## Task goal
Where does the string "battery" appear in the records? Copy every line that contains it.

Stored items from a collection
########################################

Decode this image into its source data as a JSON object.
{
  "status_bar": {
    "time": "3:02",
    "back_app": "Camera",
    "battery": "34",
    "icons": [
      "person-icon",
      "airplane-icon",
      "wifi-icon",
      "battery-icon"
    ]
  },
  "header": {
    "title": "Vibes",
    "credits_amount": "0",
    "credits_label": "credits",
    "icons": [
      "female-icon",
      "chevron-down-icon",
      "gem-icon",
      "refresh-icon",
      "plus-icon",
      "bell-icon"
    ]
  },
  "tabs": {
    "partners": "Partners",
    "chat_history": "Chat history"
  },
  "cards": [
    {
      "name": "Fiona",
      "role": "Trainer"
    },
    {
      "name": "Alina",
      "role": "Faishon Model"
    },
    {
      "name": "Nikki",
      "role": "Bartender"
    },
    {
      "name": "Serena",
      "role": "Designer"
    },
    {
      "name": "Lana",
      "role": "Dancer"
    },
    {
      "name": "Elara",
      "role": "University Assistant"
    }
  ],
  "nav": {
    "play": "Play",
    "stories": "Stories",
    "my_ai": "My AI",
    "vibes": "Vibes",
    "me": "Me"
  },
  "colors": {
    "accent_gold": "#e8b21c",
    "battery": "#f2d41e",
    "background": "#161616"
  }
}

########################################

## Response
    "battery": "34",
      "battery-icon"
    "battery": "#f2d41e",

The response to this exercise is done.